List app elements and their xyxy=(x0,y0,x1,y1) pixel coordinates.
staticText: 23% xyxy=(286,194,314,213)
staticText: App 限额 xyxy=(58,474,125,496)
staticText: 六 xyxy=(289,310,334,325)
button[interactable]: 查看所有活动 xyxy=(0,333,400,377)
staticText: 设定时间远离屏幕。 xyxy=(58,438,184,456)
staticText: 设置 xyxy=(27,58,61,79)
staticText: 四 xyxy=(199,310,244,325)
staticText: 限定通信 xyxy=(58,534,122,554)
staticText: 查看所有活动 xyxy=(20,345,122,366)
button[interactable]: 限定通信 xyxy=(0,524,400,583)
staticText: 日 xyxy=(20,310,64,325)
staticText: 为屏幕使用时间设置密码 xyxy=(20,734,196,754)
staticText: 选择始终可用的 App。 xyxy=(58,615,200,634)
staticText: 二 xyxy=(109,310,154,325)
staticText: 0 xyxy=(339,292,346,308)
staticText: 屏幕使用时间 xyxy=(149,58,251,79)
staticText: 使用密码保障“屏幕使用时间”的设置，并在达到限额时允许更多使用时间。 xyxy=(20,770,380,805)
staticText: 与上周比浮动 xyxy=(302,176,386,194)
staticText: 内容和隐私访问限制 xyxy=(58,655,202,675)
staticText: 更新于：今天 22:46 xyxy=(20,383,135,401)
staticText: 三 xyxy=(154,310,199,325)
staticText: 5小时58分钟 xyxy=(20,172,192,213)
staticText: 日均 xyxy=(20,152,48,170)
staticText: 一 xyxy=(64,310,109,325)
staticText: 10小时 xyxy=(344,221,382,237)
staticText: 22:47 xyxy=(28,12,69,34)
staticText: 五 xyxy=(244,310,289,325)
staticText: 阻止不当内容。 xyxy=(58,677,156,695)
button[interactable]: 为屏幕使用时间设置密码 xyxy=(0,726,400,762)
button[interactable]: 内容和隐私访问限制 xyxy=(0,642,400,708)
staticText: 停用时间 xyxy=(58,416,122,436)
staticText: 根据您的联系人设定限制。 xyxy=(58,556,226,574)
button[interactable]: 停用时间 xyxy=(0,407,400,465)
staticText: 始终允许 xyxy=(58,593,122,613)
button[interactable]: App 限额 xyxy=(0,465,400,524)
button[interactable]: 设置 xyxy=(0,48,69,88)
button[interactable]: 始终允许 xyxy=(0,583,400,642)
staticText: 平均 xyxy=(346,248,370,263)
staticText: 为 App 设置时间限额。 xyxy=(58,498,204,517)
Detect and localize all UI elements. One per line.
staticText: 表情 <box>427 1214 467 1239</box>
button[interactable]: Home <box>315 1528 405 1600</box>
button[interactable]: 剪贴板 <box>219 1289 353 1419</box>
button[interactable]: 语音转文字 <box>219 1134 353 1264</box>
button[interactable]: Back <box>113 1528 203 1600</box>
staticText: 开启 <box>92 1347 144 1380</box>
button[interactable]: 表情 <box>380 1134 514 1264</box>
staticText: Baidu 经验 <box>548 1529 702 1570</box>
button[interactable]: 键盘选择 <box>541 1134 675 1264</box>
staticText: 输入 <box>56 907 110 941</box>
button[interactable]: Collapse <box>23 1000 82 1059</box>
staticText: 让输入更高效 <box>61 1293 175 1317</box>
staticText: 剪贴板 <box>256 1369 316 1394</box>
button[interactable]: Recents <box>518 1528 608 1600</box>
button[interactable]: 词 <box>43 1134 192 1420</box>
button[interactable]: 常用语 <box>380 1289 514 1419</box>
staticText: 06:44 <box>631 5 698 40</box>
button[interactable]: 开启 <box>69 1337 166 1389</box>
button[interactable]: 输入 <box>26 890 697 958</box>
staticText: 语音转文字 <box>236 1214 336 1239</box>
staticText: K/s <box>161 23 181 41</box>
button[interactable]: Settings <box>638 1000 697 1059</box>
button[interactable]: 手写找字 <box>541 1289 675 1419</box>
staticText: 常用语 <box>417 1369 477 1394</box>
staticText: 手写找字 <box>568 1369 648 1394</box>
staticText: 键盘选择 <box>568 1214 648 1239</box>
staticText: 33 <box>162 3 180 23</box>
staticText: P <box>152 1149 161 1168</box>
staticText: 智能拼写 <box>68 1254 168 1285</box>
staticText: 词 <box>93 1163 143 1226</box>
* * *
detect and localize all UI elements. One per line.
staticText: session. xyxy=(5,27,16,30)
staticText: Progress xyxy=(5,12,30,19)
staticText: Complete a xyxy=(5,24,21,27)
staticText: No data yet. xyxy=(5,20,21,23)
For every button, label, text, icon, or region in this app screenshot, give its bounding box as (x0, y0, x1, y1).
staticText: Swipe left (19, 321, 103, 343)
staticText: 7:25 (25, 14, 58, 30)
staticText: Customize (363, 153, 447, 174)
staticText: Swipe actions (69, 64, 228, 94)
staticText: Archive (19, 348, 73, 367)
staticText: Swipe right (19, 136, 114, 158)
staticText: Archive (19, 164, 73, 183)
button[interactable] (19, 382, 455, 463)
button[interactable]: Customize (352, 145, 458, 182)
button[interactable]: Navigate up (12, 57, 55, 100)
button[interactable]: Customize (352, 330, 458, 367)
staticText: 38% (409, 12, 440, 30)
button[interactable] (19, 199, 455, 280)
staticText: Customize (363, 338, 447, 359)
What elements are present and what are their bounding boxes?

## Task requirements
Report every line of the listing above that contains the string "查看所有活动", copying each one in full.

## Exercise solution
button[interactable]: 查看所有活动 xyxy=(0,333,400,377)
staticText: 查看所有活动 xyxy=(20,345,122,366)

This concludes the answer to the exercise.